INFORMATION GIVEN START

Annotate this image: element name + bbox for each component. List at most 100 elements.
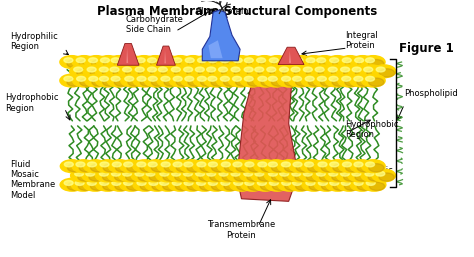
Circle shape — [176, 78, 191, 86]
Circle shape — [211, 78, 226, 86]
Circle shape — [83, 65, 107, 78]
Circle shape — [280, 171, 289, 176]
Circle shape — [60, 74, 83, 87]
Circle shape — [72, 160, 96, 173]
Circle shape — [191, 169, 215, 182]
Circle shape — [91, 182, 106, 190]
Circle shape — [340, 171, 349, 176]
Circle shape — [331, 69, 346, 77]
Circle shape — [112, 162, 121, 167]
Circle shape — [156, 56, 180, 68]
Circle shape — [208, 76, 217, 81]
Circle shape — [290, 56, 313, 68]
Circle shape — [255, 67, 264, 72]
Circle shape — [142, 169, 165, 182]
Circle shape — [221, 69, 237, 77]
Circle shape — [73, 74, 96, 87]
Circle shape — [124, 58, 133, 63]
Circle shape — [60, 178, 84, 191]
Circle shape — [333, 59, 348, 68]
Circle shape — [277, 56, 300, 68]
Circle shape — [121, 74, 145, 87]
Circle shape — [269, 58, 278, 63]
Circle shape — [270, 69, 285, 77]
Circle shape — [318, 76, 327, 81]
Circle shape — [136, 58, 145, 63]
Circle shape — [355, 173, 370, 181]
Circle shape — [319, 173, 335, 181]
Circle shape — [103, 164, 118, 172]
Circle shape — [137, 76, 146, 81]
Circle shape — [184, 67, 192, 72]
Circle shape — [135, 171, 144, 176]
Circle shape — [113, 69, 128, 77]
Circle shape — [357, 182, 373, 190]
Circle shape — [268, 162, 277, 167]
Circle shape — [272, 164, 287, 172]
Circle shape — [152, 182, 167, 190]
Polygon shape — [237, 58, 298, 201]
Text: Hydrophobic
Region: Hydrophobic Region — [5, 93, 59, 113]
Circle shape — [140, 164, 155, 172]
Circle shape — [188, 78, 203, 86]
Circle shape — [237, 182, 252, 190]
Circle shape — [337, 178, 361, 191]
Circle shape — [82, 169, 105, 182]
Circle shape — [311, 65, 335, 78]
Circle shape — [303, 67, 312, 72]
Circle shape — [204, 74, 228, 87]
Circle shape — [207, 67, 216, 72]
Circle shape — [372, 169, 395, 182]
Circle shape — [348, 169, 372, 182]
Circle shape — [127, 164, 142, 172]
Circle shape — [60, 160, 84, 173]
Circle shape — [258, 69, 273, 77]
Circle shape — [221, 162, 230, 167]
Circle shape — [332, 173, 347, 181]
Circle shape — [362, 56, 385, 68]
Circle shape — [352, 171, 361, 176]
Circle shape — [86, 171, 95, 176]
Circle shape — [369, 164, 384, 172]
Text: Integral
Protein: Integral Protein — [346, 31, 378, 50]
Circle shape — [297, 59, 312, 68]
Text: Fluid
Mosaic
Membrane
Model: Fluid Mosaic Membrane Model — [10, 160, 55, 200]
Circle shape — [60, 56, 83, 68]
Circle shape — [133, 160, 156, 173]
Circle shape — [342, 58, 351, 63]
Circle shape — [305, 162, 313, 167]
Circle shape — [362, 160, 385, 173]
Circle shape — [247, 78, 263, 86]
Circle shape — [285, 78, 300, 86]
Text: Hydrophilic
Region: Hydrophilic Region — [346, 166, 393, 186]
Circle shape — [302, 178, 326, 191]
Circle shape — [210, 69, 225, 77]
Polygon shape — [202, 10, 240, 61]
Circle shape — [197, 180, 206, 185]
Circle shape — [187, 69, 202, 77]
Circle shape — [330, 58, 338, 63]
Circle shape — [233, 76, 241, 81]
Circle shape — [144, 160, 168, 173]
Circle shape — [345, 78, 360, 86]
Circle shape — [207, 171, 216, 176]
Circle shape — [350, 178, 374, 191]
Circle shape — [184, 180, 193, 185]
Circle shape — [160, 180, 169, 185]
Circle shape — [350, 160, 374, 173]
Circle shape — [354, 180, 363, 185]
Circle shape — [338, 160, 362, 173]
Text: Glycoprotein: Glycoprotein — [196, 7, 249, 16]
Circle shape — [157, 74, 181, 87]
Circle shape — [288, 169, 311, 182]
Circle shape — [110, 67, 119, 72]
Circle shape — [114, 59, 129, 68]
Circle shape — [245, 180, 254, 185]
Circle shape — [308, 78, 324, 86]
Circle shape — [89, 58, 98, 63]
Circle shape — [293, 162, 302, 167]
Circle shape — [320, 78, 336, 86]
Circle shape — [111, 76, 120, 81]
Circle shape — [199, 173, 214, 181]
Text: Transmembrane
Protein: Transmembrane Protein — [207, 220, 275, 240]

INFORMATION GIVEN END

- _DIRECTIONS_:
Using the records above, copy every line that has the word "Polygon" in it.

- _RESULT OF THE TASK_:
Polygon shape — [237, 58, 298, 201]
Polygon shape — [202, 10, 240, 61]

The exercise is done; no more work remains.